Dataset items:
▼▼▼

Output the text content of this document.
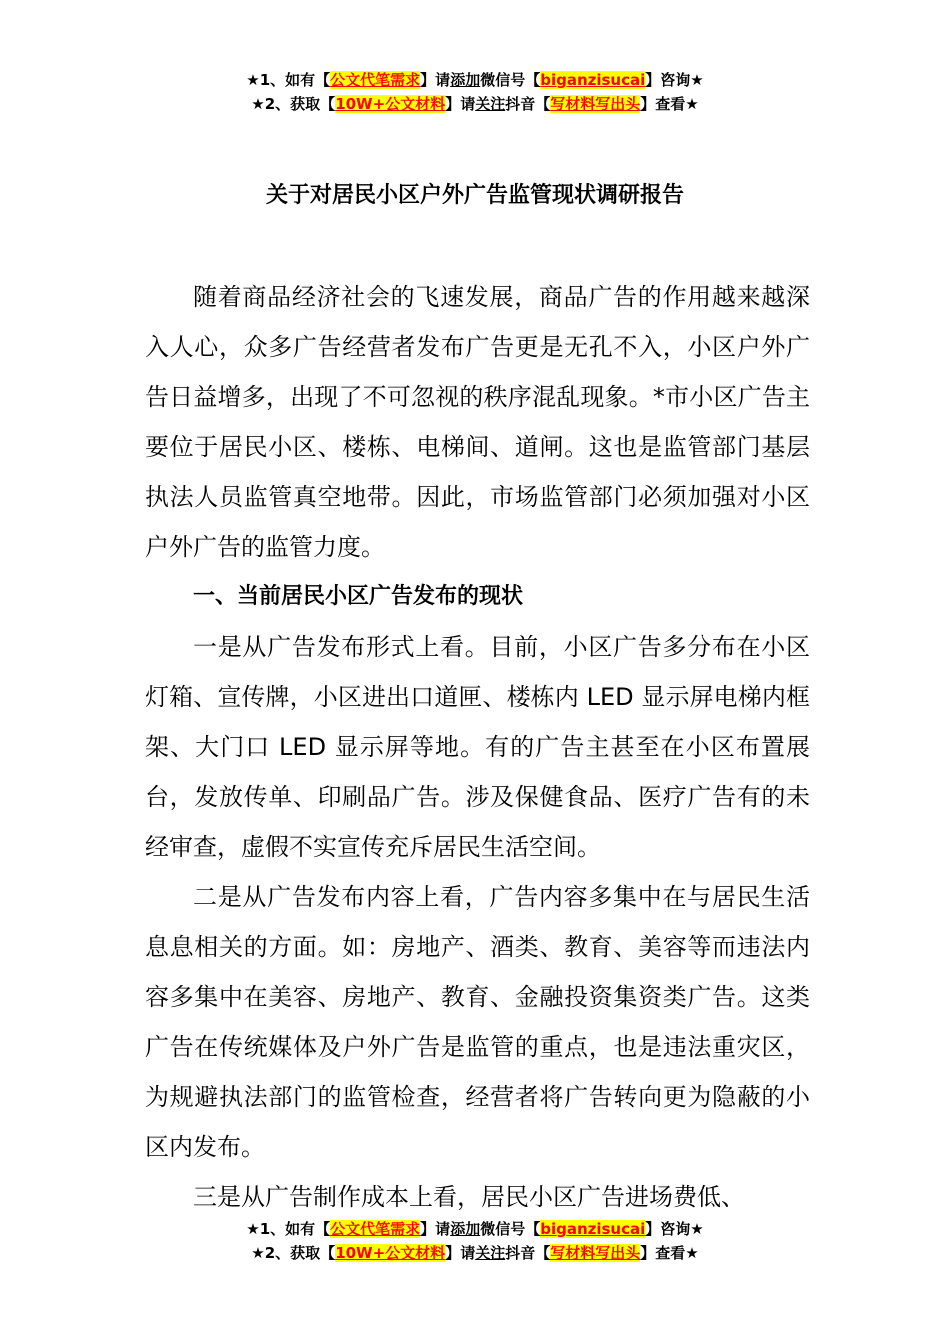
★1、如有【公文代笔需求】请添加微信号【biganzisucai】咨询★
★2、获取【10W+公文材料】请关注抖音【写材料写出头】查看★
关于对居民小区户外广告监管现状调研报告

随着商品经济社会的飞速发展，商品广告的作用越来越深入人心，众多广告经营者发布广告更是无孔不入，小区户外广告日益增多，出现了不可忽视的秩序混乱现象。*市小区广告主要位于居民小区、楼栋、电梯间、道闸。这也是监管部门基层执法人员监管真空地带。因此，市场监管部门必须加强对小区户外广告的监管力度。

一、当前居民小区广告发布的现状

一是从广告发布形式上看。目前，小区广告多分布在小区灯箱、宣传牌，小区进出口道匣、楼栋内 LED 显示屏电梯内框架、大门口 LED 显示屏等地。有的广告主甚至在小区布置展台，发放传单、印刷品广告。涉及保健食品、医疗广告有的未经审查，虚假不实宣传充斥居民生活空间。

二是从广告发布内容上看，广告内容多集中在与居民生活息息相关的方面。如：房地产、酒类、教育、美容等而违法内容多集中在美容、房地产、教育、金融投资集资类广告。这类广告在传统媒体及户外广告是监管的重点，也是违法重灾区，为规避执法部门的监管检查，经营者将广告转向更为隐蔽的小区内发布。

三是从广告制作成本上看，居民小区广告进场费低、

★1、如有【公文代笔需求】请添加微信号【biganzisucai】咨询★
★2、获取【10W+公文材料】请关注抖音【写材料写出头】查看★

▲▲▲

Exercise objective - Reproduce the data verbatim. Do not carry any picture into the copy.

In response -
Output the text content of this document.
★1、如有【公文代笔需求】请添加微信号【biganzisucai】咨询★
★2、获取【10W+公文材料】请关注抖音【写材料写出头】查看★
关于对居民小区户外广告监管现状调研报告

随着商品经济社会的飞速发展，商品广告的作用越来越深入人心，众多广告经营者发布广告更是无孔不入，小区户外广告日益增多，出现了不可忽视的秩序混乱现象。*市小区广告主要位于居民小区、楼栋、电梯间、道闸。这也是监管部门基层执法人员监管真空地带。因此，市场监管部门必须加强对小区户外广告的监管力度。

一、当前居民小区广告发布的现状

一是从广告发布形式上看。目前，小区广告多分布在小区灯箱、宣传牌，小区进出口道匣、楼栋内 LED 显示屏电梯内框架、大门口 LED 显示屏等地。有的广告主甚至在小区布置展台，发放传单、印刷品广告。涉及保健食品、医疗广告有的未经审查，虚假不实宣传充斥居民生活空间。

二是从广告发布内容上看，广告内容多集中在与居民生活息息相关的方面。如：房地产、酒类、教育、美容等而违法内容多集中在美容、房地产、教育、金融投资集资类广告。这类广告在传统媒体及户外广告是监管的重点，也是违法重灾区，为规避执法部门的监管检查，经营者将广告转向更为隐蔽的小区内发布。

三是从广告制作成本上看，居民小区广告进场费低、

★1、如有【公文代笔需求】请添加微信号【biganzisucai】咨询★
★2、获取【10W+公文材料】请关注抖音【写材料写出头】查看★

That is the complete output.